* START DATA EXTRACT *

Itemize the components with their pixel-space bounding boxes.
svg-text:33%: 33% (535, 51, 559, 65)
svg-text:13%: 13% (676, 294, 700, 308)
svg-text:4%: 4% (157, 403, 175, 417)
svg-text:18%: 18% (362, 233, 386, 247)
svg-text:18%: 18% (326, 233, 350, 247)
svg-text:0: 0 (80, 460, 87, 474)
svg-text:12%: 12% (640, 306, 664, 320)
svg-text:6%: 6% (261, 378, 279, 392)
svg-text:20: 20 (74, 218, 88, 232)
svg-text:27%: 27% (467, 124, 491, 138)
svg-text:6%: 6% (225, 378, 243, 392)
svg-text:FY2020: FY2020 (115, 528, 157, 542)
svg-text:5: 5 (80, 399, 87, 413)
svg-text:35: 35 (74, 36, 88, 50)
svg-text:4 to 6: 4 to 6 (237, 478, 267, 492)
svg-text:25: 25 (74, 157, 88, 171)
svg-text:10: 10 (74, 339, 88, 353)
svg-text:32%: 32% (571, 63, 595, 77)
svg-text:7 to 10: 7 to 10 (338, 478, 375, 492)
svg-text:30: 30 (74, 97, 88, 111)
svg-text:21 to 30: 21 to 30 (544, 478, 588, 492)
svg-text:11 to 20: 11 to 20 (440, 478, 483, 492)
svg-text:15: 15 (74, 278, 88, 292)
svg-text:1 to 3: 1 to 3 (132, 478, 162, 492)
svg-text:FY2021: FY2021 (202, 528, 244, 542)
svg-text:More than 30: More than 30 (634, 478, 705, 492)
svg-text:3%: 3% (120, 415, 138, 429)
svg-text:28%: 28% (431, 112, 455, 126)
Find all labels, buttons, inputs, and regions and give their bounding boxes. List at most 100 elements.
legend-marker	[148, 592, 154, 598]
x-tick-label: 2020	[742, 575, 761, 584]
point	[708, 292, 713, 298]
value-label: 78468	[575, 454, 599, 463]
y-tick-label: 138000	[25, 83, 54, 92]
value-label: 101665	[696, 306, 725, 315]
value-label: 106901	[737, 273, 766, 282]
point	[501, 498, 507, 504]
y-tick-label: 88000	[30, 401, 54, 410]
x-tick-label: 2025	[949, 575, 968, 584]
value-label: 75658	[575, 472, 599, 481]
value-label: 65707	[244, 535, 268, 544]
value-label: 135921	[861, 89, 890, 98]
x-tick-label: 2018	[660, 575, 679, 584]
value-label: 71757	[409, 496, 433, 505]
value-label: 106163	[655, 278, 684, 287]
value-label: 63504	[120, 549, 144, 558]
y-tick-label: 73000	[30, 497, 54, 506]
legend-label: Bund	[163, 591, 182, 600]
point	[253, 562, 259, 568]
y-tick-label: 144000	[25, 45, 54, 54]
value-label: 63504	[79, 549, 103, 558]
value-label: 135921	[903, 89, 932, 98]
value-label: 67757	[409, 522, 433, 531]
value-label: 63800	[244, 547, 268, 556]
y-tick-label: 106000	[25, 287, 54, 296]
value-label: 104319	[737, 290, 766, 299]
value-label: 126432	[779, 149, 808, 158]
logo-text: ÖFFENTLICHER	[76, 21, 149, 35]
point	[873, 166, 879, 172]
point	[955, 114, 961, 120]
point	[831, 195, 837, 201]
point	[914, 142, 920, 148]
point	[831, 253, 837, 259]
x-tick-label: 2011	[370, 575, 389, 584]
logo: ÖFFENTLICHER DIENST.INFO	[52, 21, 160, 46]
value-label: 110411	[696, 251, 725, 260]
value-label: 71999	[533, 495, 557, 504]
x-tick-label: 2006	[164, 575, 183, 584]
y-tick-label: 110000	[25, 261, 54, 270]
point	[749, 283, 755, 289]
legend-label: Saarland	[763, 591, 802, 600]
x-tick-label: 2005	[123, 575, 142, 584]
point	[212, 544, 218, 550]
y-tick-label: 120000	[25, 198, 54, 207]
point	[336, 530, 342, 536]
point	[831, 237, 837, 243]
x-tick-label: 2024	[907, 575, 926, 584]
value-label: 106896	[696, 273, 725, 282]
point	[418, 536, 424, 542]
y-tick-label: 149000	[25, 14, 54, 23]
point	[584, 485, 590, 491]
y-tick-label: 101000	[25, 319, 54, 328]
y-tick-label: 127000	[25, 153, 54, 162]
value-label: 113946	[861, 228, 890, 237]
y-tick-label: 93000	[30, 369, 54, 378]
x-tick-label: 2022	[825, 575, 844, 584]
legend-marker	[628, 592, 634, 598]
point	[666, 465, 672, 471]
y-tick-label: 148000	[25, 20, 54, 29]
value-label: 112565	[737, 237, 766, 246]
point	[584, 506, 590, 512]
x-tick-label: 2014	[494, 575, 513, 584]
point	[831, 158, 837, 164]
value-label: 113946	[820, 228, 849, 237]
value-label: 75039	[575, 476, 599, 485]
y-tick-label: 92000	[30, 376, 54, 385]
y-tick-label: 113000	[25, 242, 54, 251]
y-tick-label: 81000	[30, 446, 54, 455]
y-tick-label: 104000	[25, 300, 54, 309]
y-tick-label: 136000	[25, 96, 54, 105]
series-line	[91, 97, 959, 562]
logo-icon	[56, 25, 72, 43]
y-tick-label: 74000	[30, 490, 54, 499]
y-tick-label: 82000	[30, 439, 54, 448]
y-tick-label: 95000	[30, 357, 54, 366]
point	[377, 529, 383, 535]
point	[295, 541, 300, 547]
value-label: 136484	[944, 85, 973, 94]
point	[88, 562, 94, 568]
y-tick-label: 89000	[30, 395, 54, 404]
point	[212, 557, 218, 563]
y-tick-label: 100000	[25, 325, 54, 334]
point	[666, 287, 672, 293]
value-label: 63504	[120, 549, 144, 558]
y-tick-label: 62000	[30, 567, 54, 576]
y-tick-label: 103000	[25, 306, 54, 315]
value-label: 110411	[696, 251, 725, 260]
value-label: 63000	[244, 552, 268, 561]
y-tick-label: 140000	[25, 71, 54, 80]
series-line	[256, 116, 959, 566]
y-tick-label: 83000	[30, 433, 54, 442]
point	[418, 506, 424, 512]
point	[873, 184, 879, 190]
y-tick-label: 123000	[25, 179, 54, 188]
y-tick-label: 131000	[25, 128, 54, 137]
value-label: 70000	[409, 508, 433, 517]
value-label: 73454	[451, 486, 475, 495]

* END DATA EXTRACT *

> PROBLEM REQUIREMENTS:
Rewrite all of the rows above as a numbered list, one line per item, and leave out any blank lines.

> SOLUTION FOR THIS PROBLEM:
1. Itemize the components with their pixel-space bounding boxes.
2. svg-text:33%: 33% (535, 51, 559, 65)
3. svg-text:13%: 13% (676, 294, 700, 308)
4. svg-text:4%: 4% (157, 403, 175, 417)
5. svg-text:18%: 18% (362, 233, 386, 247)
6. svg-text:18%: 18% (326, 233, 350, 247)
7. svg-text:0: 0 (80, 460, 87, 474)
8. svg-text:12%: 12% (640, 306, 664, 320)
9. svg-text:6%: 6% (261, 378, 279, 392)
10. svg-text:20: 20 (74, 218, 88, 232)
11. svg-text:27%: 27% (467, 124, 491, 138)
12. svg-text:6%: 6% (225, 378, 243, 392)
13. svg-text:FY2020: FY2020 (115, 528, 157, 542)
14. svg-text:5: 5 (80, 399, 87, 413)
15. svg-text:35: 35 (74, 36, 88, 50)
16. svg-text:4 to 6: 4 to 6 (237, 478, 267, 492)
17. svg-text:25: 25 (74, 157, 88, 171)
18. svg-text:10: 10 (74, 339, 88, 353)
19. svg-text:32%: 32% (571, 63, 595, 77)
20. svg-text:7 to 10: 7 to 10 (338, 478, 375, 492)
21. svg-text:30: 30 (74, 97, 88, 111)
22. svg-text:21 to 30: 21 to 30 (544, 478, 588, 492)
23. svg-text:11 to 20: 11 to 20 (440, 478, 483, 492)
24. svg-text:15: 15 (74, 278, 88, 292)
25. svg-text:1 to 3: 1 to 3 (132, 478, 162, 492)
26. svg-text:FY2021: FY2021 (202, 528, 244, 542)
27. svg-text:More than 30: More than 30 (634, 478, 705, 492)
28. svg-text:3%: 3% (120, 415, 138, 429)
29. svg-text:28%: 28% (431, 112, 455, 126)
30. Find all labels, buttons, inputs, and regions and give their bounding boxes. List at most 100 elements.
31. legend-marker	[148, 592, 154, 598]
32. x-tick-label: 2020	[742, 575, 761, 584]
33. point	[708, 292, 713, 298]
34. value-label: 78468	[575, 454, 599, 463]
35. y-tick-label: 138000	[25, 83, 54, 92]
36. value-label: 101665	[696, 306, 725, 315]
37. value-label: 106901	[737, 273, 766, 282]
38. point	[501, 498, 507, 504]
39. y-tick-label: 88000	[30, 401, 54, 410]
40. x-tick-label: 2025	[949, 575, 968, 584]
41. value-label: 75658	[575, 472, 599, 481]
42. value-label: 65707	[244, 535, 268, 544]
43. value-label: 135921	[861, 89, 890, 98]
44. x-tick-label: 2018	[660, 575, 679, 584]
45. value-label: 71757	[409, 496, 433, 505]
46. value-label: 106163	[655, 278, 684, 287]
47. value-label: 63504	[120, 549, 144, 558]
48. y-tick-label: 73000	[30, 497, 54, 506]
49. legend-label: Bund	[163, 591, 182, 600]
50. point	[253, 562, 259, 568]
51. y-tick-label: 144000	[25, 45, 54, 54]
52. value-label: 63504	[79, 549, 103, 558]
53. value-label: 135921	[903, 89, 932, 98]
54. value-label: 67757	[409, 522, 433, 531]
55. value-label: 63800	[244, 547, 268, 556]
56. y-tick-label: 106000	[25, 287, 54, 296]
57. value-label: 104319	[737, 290, 766, 299]
58. value-label: 126432	[779, 149, 808, 158]
59. logo-text: ÖFFENTLICHER	[76, 21, 149, 35]
60. point	[873, 166, 879, 172]
61. point	[955, 114, 961, 120]
62. point	[831, 195, 837, 201]
63. point	[914, 142, 920, 148]
64. point	[831, 253, 837, 259]
65. x-tick-label: 2011	[370, 575, 389, 584]
66. logo: ÖFFENTLICHER DIENST.INFO	[52, 21, 160, 46]
67. value-label: 110411	[696, 251, 725, 260]
68. value-label: 71999	[533, 495, 557, 504]
69. x-tick-label: 2006	[164, 575, 183, 584]
70. y-tick-label: 110000	[25, 261, 54, 270]
71. point	[749, 283, 755, 289]
72. legend-label: Saarland	[763, 591, 802, 600]
73. x-tick-label: 2005	[123, 575, 142, 584]
74. point	[212, 544, 218, 550]
75. y-tick-label: 120000	[25, 198, 54, 207]
76. point	[336, 530, 342, 536]
77. point	[831, 237, 837, 243]
78. x-tick-label: 2024	[907, 575, 926, 584]
79. value-label: 106896	[696, 273, 725, 282]
80. point	[418, 536, 424, 542]
81. y-tick-label: 149000	[25, 14, 54, 23]
82. point	[584, 485, 590, 491]
83. y-tick-label: 101000	[25, 319, 54, 328]
84. y-tick-label: 127000	[25, 153, 54, 162]
85. value-label: 113946	[861, 228, 890, 237]
86. y-tick-label: 93000	[30, 369, 54, 378]
87. x-tick-label: 2022	[825, 575, 844, 584]
88. legend-marker	[628, 592, 634, 598]
89. point	[666, 465, 672, 471]
90. y-tick-label: 148000	[25, 20, 54, 29]
91. value-label: 112565	[737, 237, 766, 246]
92. point	[584, 506, 590, 512]
93. x-tick-label: 2014	[494, 575, 513, 584]
94. point	[831, 158, 837, 164]
95. value-label: 113946	[820, 228, 849, 237]
96. value-label: 75039	[575, 476, 599, 485]
97. y-tick-label: 92000	[30, 376, 54, 385]
98. y-tick-label: 113000	[25, 242, 54, 251]
99. y-tick-label: 81000	[30, 446, 54, 455]
100. y-tick-label: 104000	[25, 300, 54, 309]
101. y-tick-label: 136000	[25, 96, 54, 105]
102. series-line	[91, 97, 959, 562]
103. logo-icon	[56, 25, 72, 43]
104. y-tick-label: 74000	[30, 490, 54, 499]
105. y-tick-label: 82000	[30, 439, 54, 448]
106. y-tick-label: 95000	[30, 357, 54, 366]
107. point	[377, 529, 383, 535]
108. point	[295, 541, 300, 547]
109. value-label: 136484	[944, 85, 973, 94]
110. point	[88, 562, 94, 568]
111. y-tick-label: 89000	[30, 395, 54, 404]
112. point	[212, 557, 218, 563]
113. y-tick-label: 100000	[25, 325, 54, 334]
114. point	[666, 287, 672, 293]
115. value-label: 63504	[120, 549, 144, 558]
116. y-tick-label: 62000	[30, 567, 54, 576]
117. y-tick-label: 103000	[25, 306, 54, 315]
118. value-label: 110411	[696, 251, 725, 260]
119. value-label: 63000	[244, 552, 268, 561]
120. y-tick-label: 140000	[25, 71, 54, 80]
121. series-line	[256, 116, 959, 566]
122. y-tick-label: 83000	[30, 433, 54, 442]
123. point	[418, 506, 424, 512]
124. point	[873, 184, 879, 190]
125. y-tick-label: 123000	[25, 179, 54, 188]
126. y-tick-label: 131000	[25, 128, 54, 137]
127. value-label: 70000	[409, 508, 433, 517]
128. value-label: 73454	[451, 486, 475, 495]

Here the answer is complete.